◆ WHAT THIS TASK INVOLVES: Copy out all of the material exactly as presented.

◆ Part of a data file:
════════════════════
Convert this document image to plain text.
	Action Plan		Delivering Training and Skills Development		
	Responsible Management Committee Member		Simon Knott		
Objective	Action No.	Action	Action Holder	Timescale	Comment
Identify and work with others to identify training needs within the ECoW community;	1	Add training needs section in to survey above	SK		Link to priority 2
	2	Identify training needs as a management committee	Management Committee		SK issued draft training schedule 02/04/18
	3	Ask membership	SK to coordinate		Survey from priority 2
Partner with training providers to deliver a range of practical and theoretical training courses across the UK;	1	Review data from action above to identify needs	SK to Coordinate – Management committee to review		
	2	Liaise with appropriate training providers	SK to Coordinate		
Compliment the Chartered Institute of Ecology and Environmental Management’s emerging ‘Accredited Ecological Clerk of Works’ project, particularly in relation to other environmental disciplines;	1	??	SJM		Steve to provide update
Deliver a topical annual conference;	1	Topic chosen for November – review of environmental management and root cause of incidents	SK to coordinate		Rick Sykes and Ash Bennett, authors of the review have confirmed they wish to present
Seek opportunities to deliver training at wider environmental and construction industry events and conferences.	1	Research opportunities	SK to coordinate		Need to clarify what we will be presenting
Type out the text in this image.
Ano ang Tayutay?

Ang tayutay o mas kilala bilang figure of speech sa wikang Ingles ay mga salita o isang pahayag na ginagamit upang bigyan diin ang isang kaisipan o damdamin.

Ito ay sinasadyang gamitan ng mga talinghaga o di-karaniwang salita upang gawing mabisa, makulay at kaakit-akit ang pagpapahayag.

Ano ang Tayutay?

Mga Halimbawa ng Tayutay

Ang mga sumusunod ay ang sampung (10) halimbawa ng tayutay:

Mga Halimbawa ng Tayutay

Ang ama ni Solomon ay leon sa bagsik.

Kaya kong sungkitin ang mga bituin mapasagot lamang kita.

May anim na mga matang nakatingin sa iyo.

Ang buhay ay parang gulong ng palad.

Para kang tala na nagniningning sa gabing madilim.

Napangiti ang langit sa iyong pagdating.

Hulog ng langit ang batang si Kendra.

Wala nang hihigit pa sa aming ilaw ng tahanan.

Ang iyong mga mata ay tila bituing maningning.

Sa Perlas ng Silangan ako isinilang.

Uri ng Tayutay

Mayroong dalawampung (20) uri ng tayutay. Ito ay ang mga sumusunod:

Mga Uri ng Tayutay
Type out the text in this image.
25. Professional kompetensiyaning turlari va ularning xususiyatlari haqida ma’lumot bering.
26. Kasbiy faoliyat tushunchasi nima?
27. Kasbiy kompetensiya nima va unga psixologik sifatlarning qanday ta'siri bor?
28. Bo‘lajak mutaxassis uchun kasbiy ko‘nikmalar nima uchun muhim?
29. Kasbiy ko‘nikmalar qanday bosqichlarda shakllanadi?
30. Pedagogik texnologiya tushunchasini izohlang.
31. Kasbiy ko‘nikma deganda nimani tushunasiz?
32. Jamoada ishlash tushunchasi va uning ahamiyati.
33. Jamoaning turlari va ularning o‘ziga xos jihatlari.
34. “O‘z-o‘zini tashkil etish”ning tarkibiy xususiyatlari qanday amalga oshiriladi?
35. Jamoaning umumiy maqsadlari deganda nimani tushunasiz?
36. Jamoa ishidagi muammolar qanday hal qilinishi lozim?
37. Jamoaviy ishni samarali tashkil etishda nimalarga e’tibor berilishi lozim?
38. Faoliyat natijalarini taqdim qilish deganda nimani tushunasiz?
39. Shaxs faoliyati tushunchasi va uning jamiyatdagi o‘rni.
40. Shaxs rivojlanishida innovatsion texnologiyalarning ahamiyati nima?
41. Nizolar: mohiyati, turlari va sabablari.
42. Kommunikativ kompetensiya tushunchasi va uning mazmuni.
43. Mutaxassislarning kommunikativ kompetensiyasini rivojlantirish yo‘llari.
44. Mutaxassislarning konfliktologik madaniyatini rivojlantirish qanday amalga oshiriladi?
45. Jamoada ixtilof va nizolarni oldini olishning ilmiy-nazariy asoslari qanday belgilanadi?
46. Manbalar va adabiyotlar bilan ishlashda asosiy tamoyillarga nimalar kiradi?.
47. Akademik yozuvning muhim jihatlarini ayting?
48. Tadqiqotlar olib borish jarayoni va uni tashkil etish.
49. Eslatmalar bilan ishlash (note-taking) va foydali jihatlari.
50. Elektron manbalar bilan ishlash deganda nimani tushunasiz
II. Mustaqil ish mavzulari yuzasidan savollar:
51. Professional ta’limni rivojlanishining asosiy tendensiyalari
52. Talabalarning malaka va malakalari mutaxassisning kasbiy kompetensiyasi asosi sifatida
════════════════════
◆ EXERCISE ANSWER:
Convert this document image to plain text.
	Action Plan		Delivering Training and Skills Development		
	Responsible Management Committee Member		Simon Knott		
Objective	Action No.	Action	Action Holder	Timescale	Comment
Identify and work with others to identify training needs within the ECoW community;	1	Add training needs section in to survey above	SK		Link to priority 2
	2	Identify training needs as a management committee	Management Committee		SK issued draft training schedule 02/04/18
	3	Ask membership	SK to coordinate		Survey from priority 2
Partner with training providers to deliver a range of practical and theoretical training courses across the UK;	1	Review data from action above to identify needs	SK to Coordinate – Management committee to review		
	2	Liaise with appropriate training providers	SK to Coordinate		
Compliment the Chartered Institute of Ecology and Environmental Management’s emerging ‘Accredited Ecological Clerk of Works’ project, particularly in relation to other environmental disciplines;	1	??	SJM		Steve to provide update
Deliver a topical annual conference;	1	Topic chosen for November – review of environmental management and root cause of incidents	SK to coordinate		Rick Sykes and Ash Bennett, authors of the review have confirmed they wish to present
Seek opportunities to deliver training at wider environmental and construction industry events and conferences.	1	Research opportunities	SK to coordinate		Need to clarify what we will be presenting
Type out the text in this image.
Ano ang Tayutay?

Ang tayutay o mas kilala bilang figure of speech sa wikang Ingles ay mga salita o isang pahayag na ginagamit upang bigyan diin ang isang kaisipan o damdamin.

Ito ay sinasadyang gamitan ng mga talinghaga o di-karaniwang salita upang gawing mabisa, makulay at kaakit-akit ang pagpapahayag.

Ano ang Tayutay?

Mga Halimbawa ng Tayutay

Ang mga sumusunod ay ang sampung (10) halimbawa ng tayutay:

Mga Halimbawa ng Tayutay

Ang ama ni Solomon ay leon sa bagsik.

Kaya kong sungkitin ang mga bituin mapasagot lamang kita.

May anim na mga matang nakatingin sa iyo.

Ang buhay ay parang gulong ng palad.

Para kang tala na nagniningning sa gabing madilim.

Napangiti ang langit sa iyong pagdating.

Hulog ng langit ang batang si Kendra.

Wala nang hihigit pa sa aming ilaw ng tahanan.

Ang iyong mga mata ay tila bituing maningning.

Sa Perlas ng Silangan ako isinilang.

Uri ng Tayutay

Mayroong dalawampung (20) uri ng tayutay. Ito ay ang mga sumusunod:

Mga Uri ng Tayutay
Type out the text in this image.
25. Professional kompetensiyaning turlari va ularning xususiyatlari haqida ma’lumot bering.
26. Kasbiy faoliyat tushunchasi nima?
27. Kasbiy kompetensiya nima va unga psixologik sifatlarning qanday ta'siri bor?
28. Bo‘lajak mutaxassis uchun kasbiy ko‘nikmalar nima uchun muhim?
29. Kasbiy ko‘nikmalar qanday bosqichlarda shakllanadi?
30. Pedagogik texnologiya tushunchasini izohlang.
31. Kasbiy ko‘nikma deganda nimani tushunasiz?
32. Jamoada ishlash tushunchasi va uning ahamiyati.
33. Jamoaning turlari va ularning o‘ziga xos jihatlari.
34. “O‘z-o‘zini tashkil etish”ning tarkibiy xususiyatlari qanday amalga oshiriladi?
35. Jamoaning umumiy maqsadlari deganda nimani tushunasiz?
36. Jamoa ishidagi muammolar qanday hal qilinishi lozim?
37. Jamoaviy ishni samarali tashkil etishda nimalarga e’tibor berilishi lozim?
38. Faoliyat natijalarini taqdim qilish deganda nimani tushunasiz?
39. Shaxs faoliyati tushunchasi va uning jamiyatdagi o‘rni.
40. Shaxs rivojlanishida innovatsion texnologiyalarning ahamiyati nima?
41. Nizolar: mohiyati, turlari va sabablari.
42. Kommunikativ kompetensiya tushunchasi va uning mazmuni.
43. Mutaxassislarning kommunikativ kompetensiyasini rivojlantirish yo‘llari.
44. Mutaxassislarning konfliktologik madaniyatini rivojlantirish qanday amalga oshiriladi?
45. Jamoada ixtilof va nizolarni oldini olishning ilmiy-nazariy asoslari qanday belgilanadi?
46. Manbalar va adabiyotlar bilan ishlashda asosiy tamoyillarga nimalar kiradi?.
47. Akademik yozuvning muhim jihatlarini ayting?
48. Tadqiqotlar olib borish jarayoni va uni tashkil etish.
49. Eslatmalar bilan ishlash (note-taking) va foydali jihatlari.
50. Elektron manbalar bilan ishlash deganda nimani tushunasiz
II. Mustaqil ish mavzulari yuzasidan savollar:
51. Professional ta’limni rivojlanishining asosiy tendensiyalari
52. Talabalarning malaka va malakalari mutaxassisning kasbiy kompetensiyasi asosi sifatida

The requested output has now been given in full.